◆ Task
Scan the lines below for "into"; report the number of lines that contain it, and only that.

◆ Data provided
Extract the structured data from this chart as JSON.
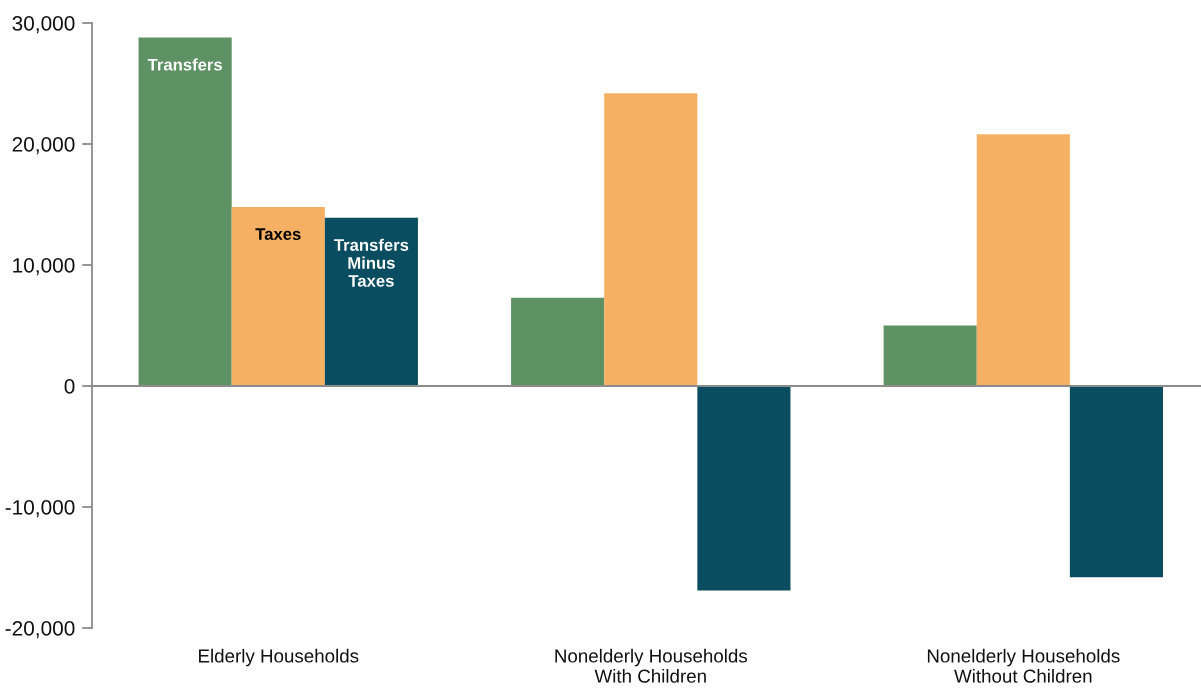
{
  "chart_data": {
    "type": "bar",
    "categories": [
      "Elderly Households",
      "Nonelderly Households\nWith Children",
      "Nonelderly Households\nWithout Children"
    ],
    "series": [
      {
        "name": "Transfers",
        "color": "#5e9164",
        "values": [
          28800,
          7300,
          5000
        ]
      },
      {
        "name": "Taxes",
        "color": "#f5b063",
        "values": [
          14800,
          24200,
          20800
        ]
      },
      {
        "name": "Transfers Minus Taxes",
        "color": "#0a4d60",
        "values": [
          13900,
          -16900,
          -15800
        ]
      }
    ],
    "ylim": [
      -20000,
      30000
    ],
    "yticks": [
      {
        "value": 30000,
        "label": "30,000"
      },
      {
        "value": 20000,
        "label": "20,000"
      },
      {
        "value": 10000,
        "label": "10,000"
      },
      {
        "value": 0,
        "label": "0"
      },
      {
        "value": -10000,
        "label": "-10,000"
      },
      {
        "value": -20000,
        "label": "-20,000"
      }
    ]
  }
}
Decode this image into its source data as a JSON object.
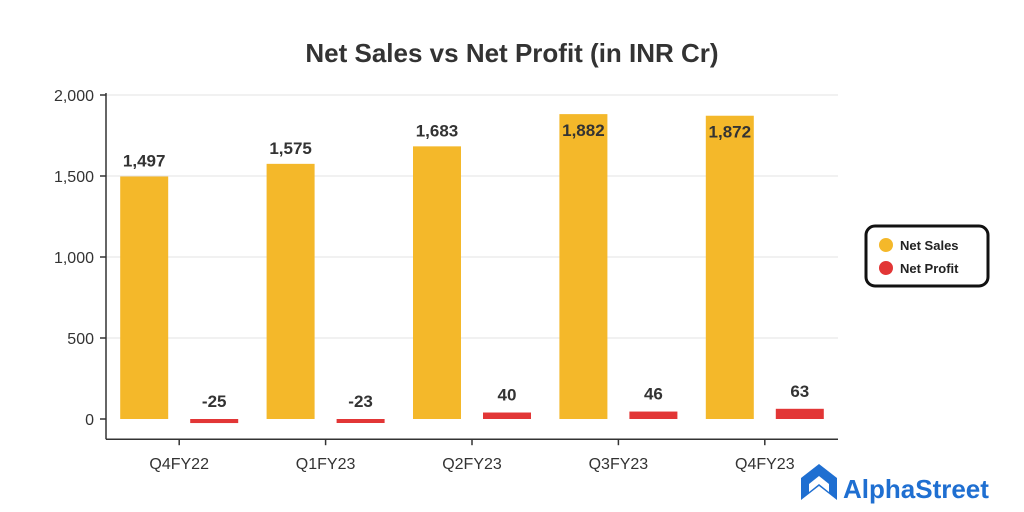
{
  "chart_data": {
    "type": "bar",
    "title": "Net Sales vs Net Profit (in INR Cr)",
    "categories": [
      "Q4FY22",
      "Q1FY23",
      "Q2FY23",
      "Q3FY23",
      "Q4FY23"
    ],
    "series": [
      {
        "name": "Net Sales",
        "color": "#f4b82a",
        "values": [
          1497,
          1575,
          1683,
          1882,
          1872
        ],
        "labels": [
          "1,497",
          "1,575",
          "1,683",
          "1,882",
          "1,872"
        ]
      },
      {
        "name": "Net Profit",
        "color": "#e23636",
        "values": [
          -25,
          -23,
          40,
          46,
          63
        ],
        "labels": [
          "-25",
          "-23",
          "40",
          "46",
          "63"
        ]
      }
    ],
    "ylim": [
      -100,
      2000
    ],
    "yticks": [
      0,
      500,
      1000,
      1500,
      2000
    ],
    "ytick_labels": [
      "0",
      "500",
      "1,000",
      "1,500",
      "2,000"
    ],
    "grid": true,
    "legend_position": "right"
  },
  "brand": {
    "name": "AlphaStreet",
    "icon": "alphastreet-logo-icon",
    "color": "#1f6fd1"
  }
}
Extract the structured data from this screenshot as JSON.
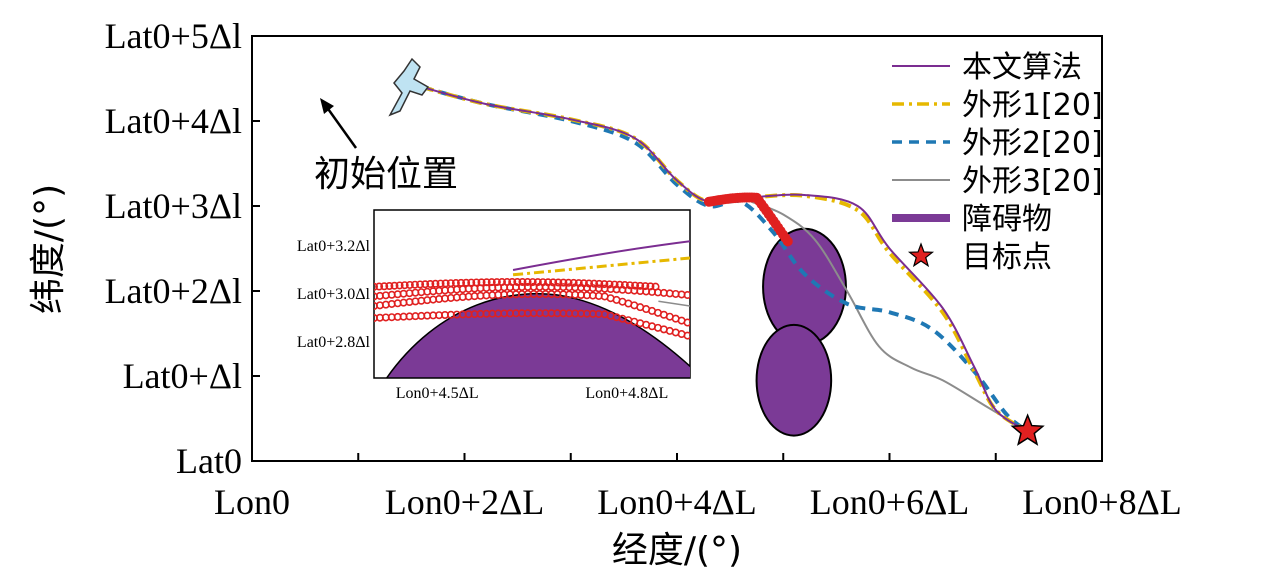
{
  "chart_data": {
    "type": "line",
    "xlabel": "经度/(°)",
    "ylabel": "纬度/(°)",
    "x_ticks": [
      {
        "v": 0,
        "label": "Lon0"
      },
      {
        "v": 2,
        "label": "Lon0+2ΔL"
      },
      {
        "v": 4,
        "label": "Lon0+4ΔL"
      },
      {
        "v": 6,
        "label": "Lon0+6ΔL"
      },
      {
        "v": 8,
        "label": "Lon0+8ΔL"
      }
    ],
    "y_ticks": [
      {
        "v": 0,
        "label": "Lat0"
      },
      {
        "v": 1,
        "label": "Lat0+Δl"
      },
      {
        "v": 2,
        "label": "Lat0+2Δl"
      },
      {
        "v": 3,
        "label": "Lat0+3Δl"
      },
      {
        "v": 4,
        "label": "Lat0+4Δl"
      },
      {
        "v": 5,
        "label": "Lat0+5Δl"
      }
    ],
    "xlim": [
      0,
      8
    ],
    "ylim": [
      0,
      5
    ],
    "legend_position": "top-right",
    "annotation": "初始位置",
    "series": [
      {
        "name": "本文算法",
        "color": "#7b2d91",
        "style": "solid",
        "points": [
          [
            1.6,
            4.4
          ],
          [
            2.2,
            4.2
          ],
          [
            3.0,
            4.02
          ],
          [
            3.6,
            3.8
          ],
          [
            4.0,
            3.3
          ],
          [
            4.3,
            3.05
          ],
          [
            4.7,
            3.1
          ],
          [
            5.2,
            3.13
          ],
          [
            5.7,
            3.0
          ],
          [
            6.0,
            2.5
          ],
          [
            6.5,
            1.8
          ],
          [
            6.8,
            1.1
          ],
          [
            7.0,
            0.6
          ],
          [
            7.3,
            0.35
          ]
        ]
      },
      {
        "name": "外形1[20]",
        "color": "#e6b800",
        "style": "dashdot",
        "points": [
          [
            1.6,
            4.4
          ],
          [
            2.2,
            4.2
          ],
          [
            3.0,
            4.02
          ],
          [
            3.6,
            3.8
          ],
          [
            4.0,
            3.3
          ],
          [
            4.3,
            3.05
          ],
          [
            4.7,
            3.1
          ],
          [
            5.2,
            3.12
          ],
          [
            5.7,
            2.95
          ],
          [
            6.0,
            2.45
          ],
          [
            6.5,
            1.75
          ],
          [
            6.8,
            1.05
          ],
          [
            7.0,
            0.6
          ],
          [
            7.3,
            0.35
          ]
        ]
      },
      {
        "name": "外形2[20]",
        "color": "#1f78b4",
        "style": "dashed",
        "points": [
          [
            1.6,
            4.4
          ],
          [
            2.2,
            4.2
          ],
          [
            3.0,
            4.0
          ],
          [
            3.6,
            3.75
          ],
          [
            4.0,
            3.25
          ],
          [
            4.3,
            3.0
          ],
          [
            4.6,
            3.05
          ],
          [
            4.9,
            2.7
          ],
          [
            5.2,
            2.2
          ],
          [
            5.6,
            1.85
          ],
          [
            6.0,
            1.75
          ],
          [
            6.4,
            1.55
          ],
          [
            6.8,
            1.05
          ],
          [
            7.1,
            0.55
          ],
          [
            7.3,
            0.35
          ]
        ]
      },
      {
        "name": "外形3[20]",
        "color": "#8c8c8c",
        "style": "solid",
        "points": [
          [
            4.7,
            3.05
          ],
          [
            5.0,
            2.9
          ],
          [
            5.3,
            2.6
          ],
          [
            5.6,
            2.0
          ],
          [
            5.9,
            1.35
          ],
          [
            6.2,
            1.1
          ],
          [
            6.5,
            0.95
          ],
          [
            6.9,
            0.65
          ],
          [
            7.3,
            0.35
          ]
        ]
      }
    ],
    "obstacles": [
      {
        "cx": 5.2,
        "cy": 2.05,
        "rx": 0.5,
        "ry": 1.1
      },
      {
        "cx": 5.1,
        "cy": 0.95,
        "rx": 0.45,
        "ry": 1.05
      }
    ],
    "start": [
      1.6,
      4.4
    ],
    "target": [
      7.3,
      0.35
    ],
    "inset": {
      "x_ticks": [
        {
          "v": 4.5,
          "label": "Lon0+4.5ΔL"
        },
        {
          "v": 4.8,
          "label": "Lon0+4.8ΔL"
        }
      ],
      "y_ticks": [
        {
          "v": 3.2,
          "label": "Lat0+3.2Δl"
        },
        {
          "v": 3.0,
          "label": "Lat0+3.0Δl"
        },
        {
          "v": 2.8,
          "label": "Lat0+2.8Δl"
        }
      ]
    }
  },
  "legend": {
    "items": [
      {
        "label": "本文算法",
        "color": "#7b2d91",
        "kind": "line",
        "dash": ""
      },
      {
        "label": "外形1[20]",
        "color": "#e6b800",
        "kind": "line",
        "dash": "12,5,3,5"
      },
      {
        "label": "外形2[20]",
        "color": "#1f78b4",
        "kind": "line",
        "dash": "10,7"
      },
      {
        "label": "外形3[20]",
        "color": "#8c8c8c",
        "kind": "line",
        "dash": ""
      },
      {
        "label": "障碍物",
        "color": "#7b3a96",
        "kind": "thick",
        "dash": ""
      },
      {
        "label": "目标点",
        "color": "#e02020",
        "kind": "star",
        "dash": ""
      }
    ]
  }
}
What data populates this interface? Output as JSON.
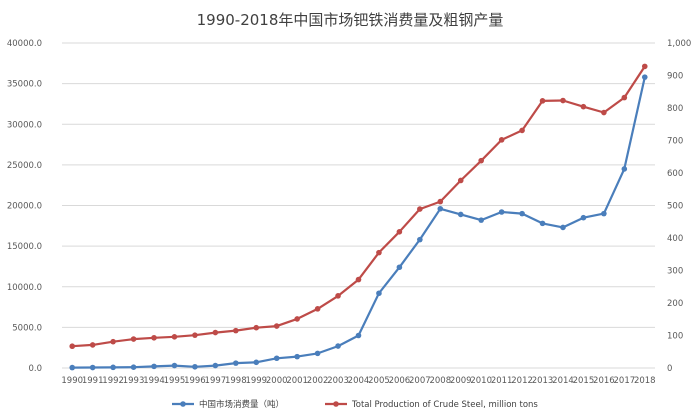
{
  "chart_data": {
    "type": "line",
    "title": "1990-2018年中国市场钯铁消费量及粗钢产量",
    "categories": [
      "1990",
      "1991",
      "1992",
      "1993",
      "1994",
      "1995",
      "1996",
      "1997",
      "1998",
      "1999",
      "2000",
      "2001",
      "2002",
      "2003",
      "2004",
      "2005",
      "2006",
      "2007",
      "2008",
      "2009",
      "2010",
      "2011",
      "2012",
      "2013",
      "2014",
      "2015",
      "2016",
      "2017",
      "2018"
    ],
    "left_axis": {
      "min": 0,
      "max": 40000,
      "ticks": [
        "0.0",
        "5000.0",
        "10000.0",
        "15000.0",
        "20000.0",
        "25000.0",
        "30000.0",
        "35000.0",
        "40000.0"
      ]
    },
    "right_axis": {
      "min": 0,
      "max": 1000,
      "ticks": [
        "0",
        "100",
        "200",
        "300",
        "400",
        "500",
        "600",
        "700",
        "800",
        "900",
        "1,000"
      ]
    },
    "grid": true,
    "legend_position": "bottom",
    "series": [
      {
        "name": "中国市场消费量（吨）",
        "axis": "left",
        "color": "#4a7ebb",
        "values": [
          50,
          60,
          80,
          100,
          200,
          300,
          150,
          300,
          600,
          700,
          1200,
          1400,
          1800,
          2700,
          4000,
          9200,
          12400,
          15800,
          19600,
          18900,
          18200,
          19200,
          19000,
          17800,
          17300,
          18500,
          19000,
          24500,
          35800
        ]
      },
      {
        "name": "Total Production of Crude Steel, million tons",
        "axis": "right",
        "color": "#be4b48",
        "values": [
          67,
          71,
          81,
          89,
          93,
          96,
          101,
          109,
          115,
          124,
          129,
          151,
          182,
          222,
          272,
          355,
          419,
          489,
          512,
          577,
          638,
          702,
          731,
          822,
          823,
          804,
          786,
          832,
          928
        ]
      }
    ]
  }
}
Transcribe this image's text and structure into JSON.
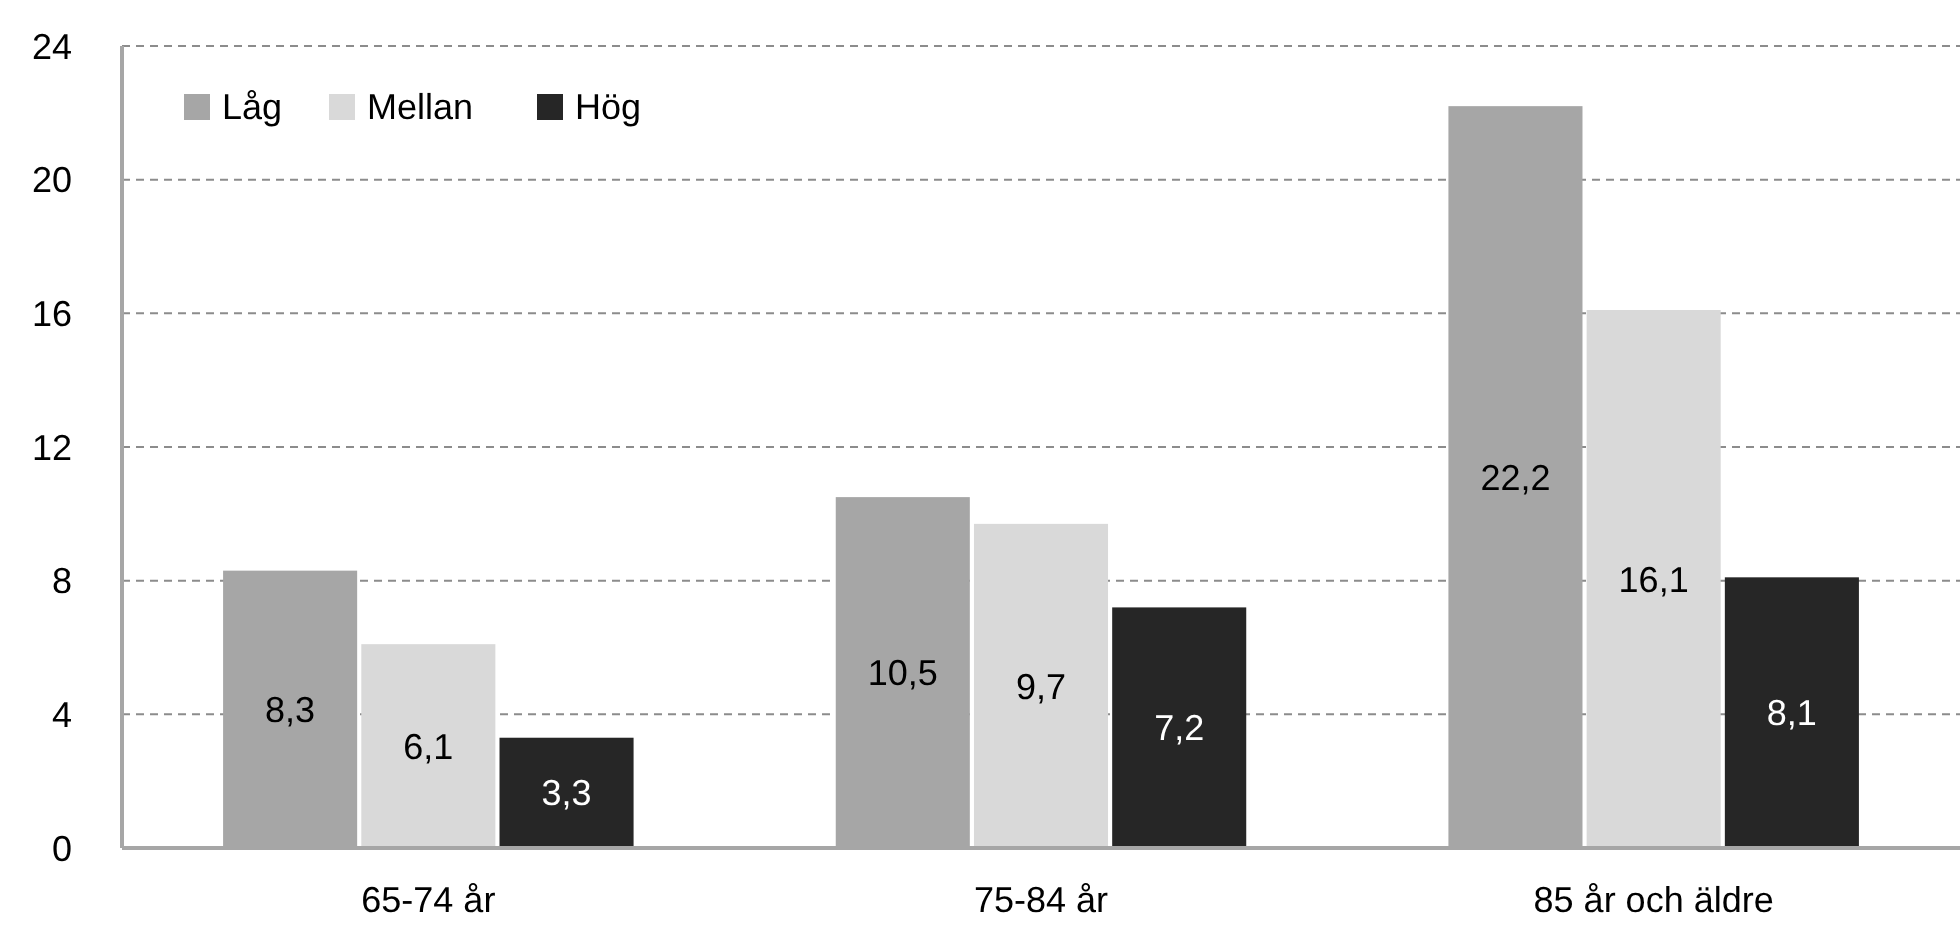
{
  "chart_data": {
    "type": "bar",
    "categories": [
      "65-74 år",
      "75-84 år",
      "85 år och äldre"
    ],
    "series": [
      {
        "name": "Låg",
        "color": "#a6a6a6",
        "values": [
          8.3,
          10.5,
          22.2
        ],
        "value_labels": [
          "8,3",
          "10,5",
          "22,2"
        ]
      },
      {
        "name": "Mellan",
        "color": "#d9d9d9",
        "values": [
          6.1,
          9.7,
          16.1
        ],
        "value_labels": [
          "6,1",
          "9,7",
          "16,1"
        ]
      },
      {
        "name": "Hög",
        "color": "#262626",
        "values": [
          3.3,
          7.2,
          8.1
        ],
        "value_labels": [
          "3,3",
          "7,2",
          "8,1"
        ]
      }
    ],
    "ylim": [
      0,
      24
    ],
    "yticks": [
      0,
      4,
      8,
      12,
      16,
      20,
      24
    ],
    "grid": "y",
    "legend": "top left"
  }
}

◆ Task output
2